THE INPUT =>
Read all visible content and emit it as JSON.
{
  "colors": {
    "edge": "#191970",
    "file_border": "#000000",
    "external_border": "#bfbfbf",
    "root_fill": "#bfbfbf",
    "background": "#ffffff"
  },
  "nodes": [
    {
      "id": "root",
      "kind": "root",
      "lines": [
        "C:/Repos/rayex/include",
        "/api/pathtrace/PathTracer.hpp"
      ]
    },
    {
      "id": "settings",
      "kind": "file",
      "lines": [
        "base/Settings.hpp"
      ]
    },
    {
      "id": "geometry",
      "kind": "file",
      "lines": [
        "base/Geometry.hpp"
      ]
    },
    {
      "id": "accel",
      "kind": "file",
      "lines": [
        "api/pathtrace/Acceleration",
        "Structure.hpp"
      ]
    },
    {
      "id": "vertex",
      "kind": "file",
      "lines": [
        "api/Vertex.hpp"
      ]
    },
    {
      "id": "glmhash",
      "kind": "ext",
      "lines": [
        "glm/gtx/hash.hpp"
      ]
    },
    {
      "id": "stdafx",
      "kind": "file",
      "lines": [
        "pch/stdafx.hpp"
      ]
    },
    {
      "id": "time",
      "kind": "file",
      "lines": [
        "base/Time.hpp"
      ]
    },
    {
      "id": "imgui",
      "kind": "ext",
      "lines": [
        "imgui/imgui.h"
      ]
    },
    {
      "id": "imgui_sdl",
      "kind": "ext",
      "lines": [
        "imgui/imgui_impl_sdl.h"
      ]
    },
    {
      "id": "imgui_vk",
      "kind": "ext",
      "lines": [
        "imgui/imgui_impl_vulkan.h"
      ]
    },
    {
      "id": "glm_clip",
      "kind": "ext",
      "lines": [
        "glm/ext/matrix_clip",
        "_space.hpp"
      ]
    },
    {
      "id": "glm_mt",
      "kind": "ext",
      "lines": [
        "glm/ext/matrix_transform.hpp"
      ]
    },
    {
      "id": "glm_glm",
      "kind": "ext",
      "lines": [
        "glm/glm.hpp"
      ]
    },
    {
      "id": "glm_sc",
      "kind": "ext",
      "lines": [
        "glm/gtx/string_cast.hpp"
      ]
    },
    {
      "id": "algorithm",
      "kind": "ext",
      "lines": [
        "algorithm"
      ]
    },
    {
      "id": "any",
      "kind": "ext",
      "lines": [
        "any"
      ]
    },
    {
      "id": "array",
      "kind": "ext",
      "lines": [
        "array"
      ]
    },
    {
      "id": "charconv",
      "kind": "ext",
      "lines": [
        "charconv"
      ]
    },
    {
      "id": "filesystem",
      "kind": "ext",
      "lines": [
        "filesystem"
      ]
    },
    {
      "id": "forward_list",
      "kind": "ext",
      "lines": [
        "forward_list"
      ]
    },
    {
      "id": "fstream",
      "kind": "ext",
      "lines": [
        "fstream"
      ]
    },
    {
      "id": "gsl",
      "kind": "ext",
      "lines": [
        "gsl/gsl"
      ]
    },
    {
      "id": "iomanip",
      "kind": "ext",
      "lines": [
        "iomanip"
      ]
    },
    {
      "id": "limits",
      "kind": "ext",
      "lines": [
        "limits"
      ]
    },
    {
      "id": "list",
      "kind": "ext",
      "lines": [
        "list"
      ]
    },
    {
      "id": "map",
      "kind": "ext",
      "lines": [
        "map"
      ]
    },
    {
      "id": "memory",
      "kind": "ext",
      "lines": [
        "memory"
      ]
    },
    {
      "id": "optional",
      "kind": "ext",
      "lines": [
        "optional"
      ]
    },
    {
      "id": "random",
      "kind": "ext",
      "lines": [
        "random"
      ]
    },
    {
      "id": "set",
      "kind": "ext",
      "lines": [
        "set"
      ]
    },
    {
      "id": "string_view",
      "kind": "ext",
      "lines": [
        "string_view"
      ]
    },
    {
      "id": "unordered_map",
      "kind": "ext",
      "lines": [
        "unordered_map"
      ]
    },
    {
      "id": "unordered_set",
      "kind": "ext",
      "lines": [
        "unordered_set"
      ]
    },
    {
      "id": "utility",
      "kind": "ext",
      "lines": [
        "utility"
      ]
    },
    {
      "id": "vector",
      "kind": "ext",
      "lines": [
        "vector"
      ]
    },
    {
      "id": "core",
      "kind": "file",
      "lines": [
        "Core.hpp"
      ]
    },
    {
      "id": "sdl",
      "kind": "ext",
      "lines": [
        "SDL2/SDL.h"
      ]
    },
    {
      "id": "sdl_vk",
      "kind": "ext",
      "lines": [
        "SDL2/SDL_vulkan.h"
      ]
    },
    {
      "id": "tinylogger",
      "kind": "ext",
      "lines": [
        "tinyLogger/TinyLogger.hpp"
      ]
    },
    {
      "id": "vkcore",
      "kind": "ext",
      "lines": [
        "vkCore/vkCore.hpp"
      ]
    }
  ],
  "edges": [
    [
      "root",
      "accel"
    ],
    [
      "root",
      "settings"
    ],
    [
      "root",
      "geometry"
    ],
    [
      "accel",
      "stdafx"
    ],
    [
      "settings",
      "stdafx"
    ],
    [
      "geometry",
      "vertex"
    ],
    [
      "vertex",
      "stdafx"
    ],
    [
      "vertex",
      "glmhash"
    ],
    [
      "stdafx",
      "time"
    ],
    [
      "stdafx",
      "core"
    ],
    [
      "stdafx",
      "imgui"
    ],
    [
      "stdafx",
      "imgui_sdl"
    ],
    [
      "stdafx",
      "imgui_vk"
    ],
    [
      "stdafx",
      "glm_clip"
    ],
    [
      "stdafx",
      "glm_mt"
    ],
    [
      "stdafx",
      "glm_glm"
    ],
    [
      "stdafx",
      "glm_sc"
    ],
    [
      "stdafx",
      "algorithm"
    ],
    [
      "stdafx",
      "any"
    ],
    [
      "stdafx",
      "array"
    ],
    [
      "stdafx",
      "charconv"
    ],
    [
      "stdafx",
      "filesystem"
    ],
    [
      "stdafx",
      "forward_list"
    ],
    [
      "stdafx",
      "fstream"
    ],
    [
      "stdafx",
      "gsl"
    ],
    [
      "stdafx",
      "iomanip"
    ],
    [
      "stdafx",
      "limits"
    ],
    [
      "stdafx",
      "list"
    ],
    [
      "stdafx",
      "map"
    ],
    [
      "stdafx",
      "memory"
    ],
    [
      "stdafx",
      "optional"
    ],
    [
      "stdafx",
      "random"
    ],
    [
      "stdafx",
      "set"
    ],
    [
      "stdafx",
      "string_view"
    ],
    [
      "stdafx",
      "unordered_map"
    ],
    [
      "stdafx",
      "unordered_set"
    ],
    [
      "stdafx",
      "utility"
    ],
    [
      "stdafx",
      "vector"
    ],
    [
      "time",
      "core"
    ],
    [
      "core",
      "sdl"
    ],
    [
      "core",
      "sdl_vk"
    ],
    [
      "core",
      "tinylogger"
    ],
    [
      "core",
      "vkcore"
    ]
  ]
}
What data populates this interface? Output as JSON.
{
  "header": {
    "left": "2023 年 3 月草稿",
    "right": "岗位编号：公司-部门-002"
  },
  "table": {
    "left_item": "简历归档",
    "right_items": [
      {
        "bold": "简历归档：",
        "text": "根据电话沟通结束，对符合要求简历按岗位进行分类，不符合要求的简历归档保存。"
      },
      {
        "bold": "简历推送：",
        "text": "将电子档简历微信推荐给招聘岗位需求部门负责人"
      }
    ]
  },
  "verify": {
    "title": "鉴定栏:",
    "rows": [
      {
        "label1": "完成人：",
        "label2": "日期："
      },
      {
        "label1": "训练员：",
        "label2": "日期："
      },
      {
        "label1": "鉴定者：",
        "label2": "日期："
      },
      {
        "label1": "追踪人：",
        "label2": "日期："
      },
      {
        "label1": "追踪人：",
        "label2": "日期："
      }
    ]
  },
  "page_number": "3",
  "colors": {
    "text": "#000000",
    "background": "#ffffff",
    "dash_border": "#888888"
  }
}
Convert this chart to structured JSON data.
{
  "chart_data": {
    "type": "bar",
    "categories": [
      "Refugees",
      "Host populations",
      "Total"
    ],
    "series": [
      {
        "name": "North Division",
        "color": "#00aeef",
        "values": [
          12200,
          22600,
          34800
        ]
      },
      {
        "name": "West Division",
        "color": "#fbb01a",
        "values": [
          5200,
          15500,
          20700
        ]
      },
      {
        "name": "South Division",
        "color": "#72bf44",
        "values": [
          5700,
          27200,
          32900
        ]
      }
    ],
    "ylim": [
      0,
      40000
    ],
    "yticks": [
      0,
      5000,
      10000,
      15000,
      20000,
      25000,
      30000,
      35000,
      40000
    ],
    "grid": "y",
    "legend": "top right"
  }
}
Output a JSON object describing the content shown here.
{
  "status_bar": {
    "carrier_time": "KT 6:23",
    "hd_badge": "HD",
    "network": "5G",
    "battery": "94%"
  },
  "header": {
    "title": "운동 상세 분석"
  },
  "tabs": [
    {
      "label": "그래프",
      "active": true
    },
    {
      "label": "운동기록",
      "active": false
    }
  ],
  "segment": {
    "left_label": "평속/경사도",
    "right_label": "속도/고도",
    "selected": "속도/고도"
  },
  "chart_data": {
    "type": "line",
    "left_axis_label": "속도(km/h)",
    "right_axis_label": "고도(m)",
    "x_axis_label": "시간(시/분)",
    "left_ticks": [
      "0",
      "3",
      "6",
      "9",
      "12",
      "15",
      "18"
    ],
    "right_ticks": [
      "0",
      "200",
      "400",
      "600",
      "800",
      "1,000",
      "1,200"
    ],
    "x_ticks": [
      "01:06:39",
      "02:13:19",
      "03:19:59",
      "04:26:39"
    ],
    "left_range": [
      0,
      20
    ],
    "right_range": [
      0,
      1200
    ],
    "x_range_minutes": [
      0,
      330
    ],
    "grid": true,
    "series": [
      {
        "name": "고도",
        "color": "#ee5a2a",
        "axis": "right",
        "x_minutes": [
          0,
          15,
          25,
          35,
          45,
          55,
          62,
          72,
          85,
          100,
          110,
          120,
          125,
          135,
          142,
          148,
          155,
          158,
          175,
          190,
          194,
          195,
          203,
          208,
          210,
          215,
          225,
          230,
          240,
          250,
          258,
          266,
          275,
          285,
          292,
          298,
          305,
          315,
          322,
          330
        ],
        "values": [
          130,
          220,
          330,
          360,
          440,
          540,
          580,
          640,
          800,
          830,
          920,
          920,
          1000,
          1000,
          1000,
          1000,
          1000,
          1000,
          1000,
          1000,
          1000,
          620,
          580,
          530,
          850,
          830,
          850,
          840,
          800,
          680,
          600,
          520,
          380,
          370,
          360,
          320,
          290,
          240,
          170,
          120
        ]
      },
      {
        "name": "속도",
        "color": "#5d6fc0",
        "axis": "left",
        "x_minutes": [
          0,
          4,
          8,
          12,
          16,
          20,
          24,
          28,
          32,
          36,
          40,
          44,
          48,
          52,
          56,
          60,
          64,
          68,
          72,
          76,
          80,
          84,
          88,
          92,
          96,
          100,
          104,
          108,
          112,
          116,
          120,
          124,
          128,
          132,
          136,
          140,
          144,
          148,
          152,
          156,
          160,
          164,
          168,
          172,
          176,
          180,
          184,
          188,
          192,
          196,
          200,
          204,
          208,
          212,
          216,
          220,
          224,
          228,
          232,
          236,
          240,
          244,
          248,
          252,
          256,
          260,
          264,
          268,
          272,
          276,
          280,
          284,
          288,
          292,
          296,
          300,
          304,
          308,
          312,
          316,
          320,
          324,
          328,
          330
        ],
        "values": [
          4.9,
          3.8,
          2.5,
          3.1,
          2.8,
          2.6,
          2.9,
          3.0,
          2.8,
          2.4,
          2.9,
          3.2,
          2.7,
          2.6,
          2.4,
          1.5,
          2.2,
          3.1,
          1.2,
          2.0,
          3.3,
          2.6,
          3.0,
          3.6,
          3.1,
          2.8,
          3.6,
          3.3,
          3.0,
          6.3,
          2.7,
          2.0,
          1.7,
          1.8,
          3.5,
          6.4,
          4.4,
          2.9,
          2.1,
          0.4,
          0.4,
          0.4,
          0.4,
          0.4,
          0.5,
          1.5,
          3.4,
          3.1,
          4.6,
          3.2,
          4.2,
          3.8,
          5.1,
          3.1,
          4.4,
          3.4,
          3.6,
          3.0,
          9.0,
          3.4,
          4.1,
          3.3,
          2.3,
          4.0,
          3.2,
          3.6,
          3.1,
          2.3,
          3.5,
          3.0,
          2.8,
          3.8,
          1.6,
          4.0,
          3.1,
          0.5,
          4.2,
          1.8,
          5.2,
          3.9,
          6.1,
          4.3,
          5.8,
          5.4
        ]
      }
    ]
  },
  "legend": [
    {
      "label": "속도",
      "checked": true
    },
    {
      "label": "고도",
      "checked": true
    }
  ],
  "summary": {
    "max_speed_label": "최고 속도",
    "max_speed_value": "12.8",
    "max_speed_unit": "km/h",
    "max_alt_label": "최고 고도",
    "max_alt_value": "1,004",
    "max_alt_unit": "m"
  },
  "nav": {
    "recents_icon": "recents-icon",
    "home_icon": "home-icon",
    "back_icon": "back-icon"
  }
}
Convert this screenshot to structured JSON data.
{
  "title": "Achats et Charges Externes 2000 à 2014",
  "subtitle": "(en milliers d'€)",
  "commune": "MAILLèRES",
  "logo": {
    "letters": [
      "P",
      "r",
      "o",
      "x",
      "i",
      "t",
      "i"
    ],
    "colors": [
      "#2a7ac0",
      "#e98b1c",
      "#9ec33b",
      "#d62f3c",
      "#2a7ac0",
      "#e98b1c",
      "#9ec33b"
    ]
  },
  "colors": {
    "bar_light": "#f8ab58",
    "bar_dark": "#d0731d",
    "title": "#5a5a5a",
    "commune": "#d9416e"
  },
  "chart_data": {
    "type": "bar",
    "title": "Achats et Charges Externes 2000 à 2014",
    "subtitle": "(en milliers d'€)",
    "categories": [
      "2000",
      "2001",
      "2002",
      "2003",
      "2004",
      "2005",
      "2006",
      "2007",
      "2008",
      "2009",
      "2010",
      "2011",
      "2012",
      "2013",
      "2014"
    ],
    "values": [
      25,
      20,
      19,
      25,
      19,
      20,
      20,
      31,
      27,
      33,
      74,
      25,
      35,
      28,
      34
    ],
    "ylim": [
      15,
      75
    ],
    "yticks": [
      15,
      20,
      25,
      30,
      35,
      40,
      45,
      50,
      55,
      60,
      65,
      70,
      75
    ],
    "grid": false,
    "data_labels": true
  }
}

TASK OBJECTIVE => Copy each line of the listing that contains the string "Output".

TASK ANSWER =>
What data populates this interface? Output as JSON.
Output a JSON object describing the content shown here.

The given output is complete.